Entries from a dataset:
START

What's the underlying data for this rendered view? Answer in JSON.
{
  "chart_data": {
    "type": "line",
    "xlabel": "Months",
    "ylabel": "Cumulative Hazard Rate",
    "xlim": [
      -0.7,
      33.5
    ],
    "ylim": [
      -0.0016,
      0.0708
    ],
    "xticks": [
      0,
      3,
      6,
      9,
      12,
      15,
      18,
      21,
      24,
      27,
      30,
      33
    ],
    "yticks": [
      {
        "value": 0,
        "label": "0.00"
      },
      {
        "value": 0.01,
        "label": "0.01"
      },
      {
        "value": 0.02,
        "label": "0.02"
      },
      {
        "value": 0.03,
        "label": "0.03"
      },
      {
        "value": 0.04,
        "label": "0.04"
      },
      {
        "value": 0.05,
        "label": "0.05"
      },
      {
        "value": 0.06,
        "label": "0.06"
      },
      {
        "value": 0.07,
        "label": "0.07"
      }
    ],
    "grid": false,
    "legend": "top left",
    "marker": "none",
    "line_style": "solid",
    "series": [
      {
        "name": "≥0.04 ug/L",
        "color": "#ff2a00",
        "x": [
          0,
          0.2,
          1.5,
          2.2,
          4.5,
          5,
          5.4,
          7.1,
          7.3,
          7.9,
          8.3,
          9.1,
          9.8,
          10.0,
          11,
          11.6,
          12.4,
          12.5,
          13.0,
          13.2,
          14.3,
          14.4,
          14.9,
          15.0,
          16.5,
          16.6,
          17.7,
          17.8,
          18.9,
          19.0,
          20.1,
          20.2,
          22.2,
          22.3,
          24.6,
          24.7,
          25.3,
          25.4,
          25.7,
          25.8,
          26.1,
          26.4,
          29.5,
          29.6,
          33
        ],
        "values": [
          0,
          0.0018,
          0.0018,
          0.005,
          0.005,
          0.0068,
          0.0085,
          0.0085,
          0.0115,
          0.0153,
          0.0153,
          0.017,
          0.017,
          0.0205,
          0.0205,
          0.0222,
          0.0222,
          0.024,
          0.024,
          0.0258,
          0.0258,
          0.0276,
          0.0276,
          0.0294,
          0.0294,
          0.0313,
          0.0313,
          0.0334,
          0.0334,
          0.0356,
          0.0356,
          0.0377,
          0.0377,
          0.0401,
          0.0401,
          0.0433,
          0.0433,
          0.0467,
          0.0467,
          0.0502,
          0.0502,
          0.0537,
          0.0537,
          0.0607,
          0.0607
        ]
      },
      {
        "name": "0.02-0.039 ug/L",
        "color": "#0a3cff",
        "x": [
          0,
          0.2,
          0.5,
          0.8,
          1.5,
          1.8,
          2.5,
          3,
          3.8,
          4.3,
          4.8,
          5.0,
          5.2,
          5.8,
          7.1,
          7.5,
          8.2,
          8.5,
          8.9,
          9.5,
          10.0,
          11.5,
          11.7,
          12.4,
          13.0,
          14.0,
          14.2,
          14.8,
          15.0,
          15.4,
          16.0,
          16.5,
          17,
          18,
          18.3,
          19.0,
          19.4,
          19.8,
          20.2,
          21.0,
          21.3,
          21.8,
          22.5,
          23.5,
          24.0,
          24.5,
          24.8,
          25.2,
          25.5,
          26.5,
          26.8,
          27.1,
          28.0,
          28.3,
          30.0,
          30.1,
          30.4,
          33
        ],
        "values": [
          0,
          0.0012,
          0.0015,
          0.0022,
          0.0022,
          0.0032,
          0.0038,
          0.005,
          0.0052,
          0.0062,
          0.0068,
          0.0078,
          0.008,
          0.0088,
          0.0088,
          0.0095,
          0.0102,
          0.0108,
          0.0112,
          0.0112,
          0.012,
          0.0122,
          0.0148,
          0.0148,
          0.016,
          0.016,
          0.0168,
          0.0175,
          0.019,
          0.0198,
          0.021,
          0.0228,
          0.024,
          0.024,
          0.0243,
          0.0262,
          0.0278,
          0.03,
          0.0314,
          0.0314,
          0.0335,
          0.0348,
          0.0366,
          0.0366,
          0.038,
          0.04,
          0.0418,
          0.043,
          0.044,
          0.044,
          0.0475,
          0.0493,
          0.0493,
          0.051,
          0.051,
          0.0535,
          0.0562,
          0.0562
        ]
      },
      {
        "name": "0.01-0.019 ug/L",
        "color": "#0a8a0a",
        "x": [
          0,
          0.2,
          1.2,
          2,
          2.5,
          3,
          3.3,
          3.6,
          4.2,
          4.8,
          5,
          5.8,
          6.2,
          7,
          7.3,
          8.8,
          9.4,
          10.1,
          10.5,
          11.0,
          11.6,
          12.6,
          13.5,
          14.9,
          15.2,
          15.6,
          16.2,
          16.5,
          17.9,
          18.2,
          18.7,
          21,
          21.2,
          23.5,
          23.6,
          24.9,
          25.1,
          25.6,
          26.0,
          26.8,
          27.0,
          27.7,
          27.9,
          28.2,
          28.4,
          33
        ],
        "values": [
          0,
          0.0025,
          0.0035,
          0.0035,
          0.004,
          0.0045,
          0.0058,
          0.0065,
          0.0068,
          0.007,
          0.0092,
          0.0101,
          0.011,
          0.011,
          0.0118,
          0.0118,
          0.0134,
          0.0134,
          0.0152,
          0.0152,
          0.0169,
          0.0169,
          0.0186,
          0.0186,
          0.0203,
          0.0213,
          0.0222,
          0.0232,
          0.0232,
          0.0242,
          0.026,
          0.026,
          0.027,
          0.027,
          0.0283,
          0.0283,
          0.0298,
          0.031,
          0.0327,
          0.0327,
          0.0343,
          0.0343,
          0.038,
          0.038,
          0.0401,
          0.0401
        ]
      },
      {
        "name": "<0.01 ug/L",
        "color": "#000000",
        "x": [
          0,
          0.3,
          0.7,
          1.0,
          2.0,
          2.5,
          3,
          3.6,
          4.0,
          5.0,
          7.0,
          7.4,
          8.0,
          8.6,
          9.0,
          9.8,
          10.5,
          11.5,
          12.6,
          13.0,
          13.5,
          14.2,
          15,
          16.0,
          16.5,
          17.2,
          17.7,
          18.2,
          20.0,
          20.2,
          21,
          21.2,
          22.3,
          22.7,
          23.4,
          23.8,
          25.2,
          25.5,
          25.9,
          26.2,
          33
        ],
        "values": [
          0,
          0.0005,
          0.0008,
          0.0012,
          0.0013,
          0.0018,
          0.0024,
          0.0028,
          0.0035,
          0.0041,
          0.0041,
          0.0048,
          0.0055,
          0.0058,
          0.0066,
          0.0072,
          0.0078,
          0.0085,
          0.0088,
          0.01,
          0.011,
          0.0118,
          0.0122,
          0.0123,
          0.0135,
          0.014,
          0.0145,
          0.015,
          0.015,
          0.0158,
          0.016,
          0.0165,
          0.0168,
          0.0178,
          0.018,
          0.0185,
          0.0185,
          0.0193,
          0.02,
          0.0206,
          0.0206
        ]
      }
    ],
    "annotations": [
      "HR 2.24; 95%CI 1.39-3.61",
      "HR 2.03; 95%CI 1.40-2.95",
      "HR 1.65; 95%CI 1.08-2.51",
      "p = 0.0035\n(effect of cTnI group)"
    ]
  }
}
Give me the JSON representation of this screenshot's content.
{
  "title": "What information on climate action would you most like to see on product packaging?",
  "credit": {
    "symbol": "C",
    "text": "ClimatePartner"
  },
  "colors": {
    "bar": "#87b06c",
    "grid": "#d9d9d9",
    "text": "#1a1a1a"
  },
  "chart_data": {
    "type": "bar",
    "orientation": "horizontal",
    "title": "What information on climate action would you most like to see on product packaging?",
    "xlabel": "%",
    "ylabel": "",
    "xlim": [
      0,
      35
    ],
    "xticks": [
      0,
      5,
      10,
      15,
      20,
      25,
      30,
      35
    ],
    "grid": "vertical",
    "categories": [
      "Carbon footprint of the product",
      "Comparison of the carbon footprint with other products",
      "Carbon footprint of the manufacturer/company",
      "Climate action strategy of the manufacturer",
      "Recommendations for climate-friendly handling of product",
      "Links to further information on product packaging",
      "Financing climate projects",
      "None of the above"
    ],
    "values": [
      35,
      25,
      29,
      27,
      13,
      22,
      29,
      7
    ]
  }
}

END

■ Work to do:
Show the lines of the records that contain the word "footprint".

■ Task answer:
      "Carbon footprint of the product",
      "Comparison of the carbon footprint with other products",
      "Carbon footprint of the manufacturer/company",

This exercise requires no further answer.